▸ TASK REQUIREMENTS
Return each line of the data below verbatim; pictures are to be left out.

▸ MATERIALS PROVIDED
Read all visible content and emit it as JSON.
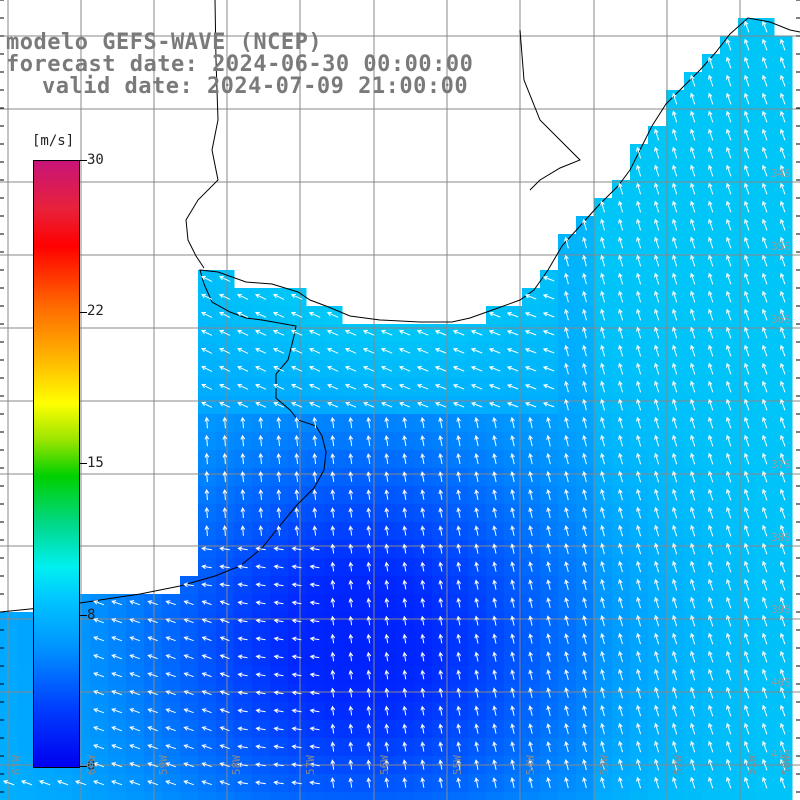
{
  "title": {
    "model": "modelo GEFS-WAVE (NCEP)",
    "forecast": "forecast date: 2024-06-30 00:00:00",
    "valid": "valid date: 2024-07-09 21:00:00"
  },
  "colorbar": {
    "unit": "[m/s]",
    "ticks": [
      "30",
      "22",
      "15",
      "8",
      "0"
    ],
    "tick_values": [
      30,
      22,
      15,
      8,
      0
    ],
    "range": [
      0,
      30
    ]
  },
  "axes": {
    "lon_labels": [
      "61W",
      "60W",
      "59W",
      "58W",
      "57W",
      "56W",
      "55W",
      "54W",
      "53W",
      "52W",
      "51W",
      "50W"
    ],
    "lat_labels": [
      "34S",
      "35S",
      "36S",
      "37S",
      "38S",
      "39S",
      "40S",
      "41S"
    ]
  },
  "colors": {
    "land": "#ffffff",
    "grid": "#888888",
    "coast": "#000000",
    "arrow": "#ffffff",
    "title_text": "#7a7a7a"
  }
}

▸ TASK RESPONSE
Read all visible content and emit it as JSON.
{
  "title": {
    "model": "modelo GEFS-WAVE (NCEP)",
    "forecast": "forecast date: 2024-06-30 00:00:00",
    "valid": "valid date: 2024-07-09 21:00:00"
  },
  "colorbar": {
    "unit": "[m/s]",
    "ticks": [
      "30",
      "22",
      "15",
      "8",
      "0"
    ],
    "tick_values": [
      30,
      22,
      15,
      8,
      0
    ],
    "range": [
      0,
      30
    ]
  },
  "axes": {
    "lon_labels": [
      "61W",
      "60W",
      "59W",
      "58W",
      "57W",
      "56W",
      "55W",
      "54W",
      "53W",
      "52W",
      "51W",
      "50W"
    ],
    "lat_labels": [
      "34S",
      "35S",
      "36S",
      "37S",
      "38S",
      "39S",
      "40S",
      "41S"
    ]
  },
  "colors": {
    "land": "#ffffff",
    "grid": "#888888",
    "coast": "#000000",
    "arrow": "#ffffff",
    "title_text": "#7a7a7a"
  }
}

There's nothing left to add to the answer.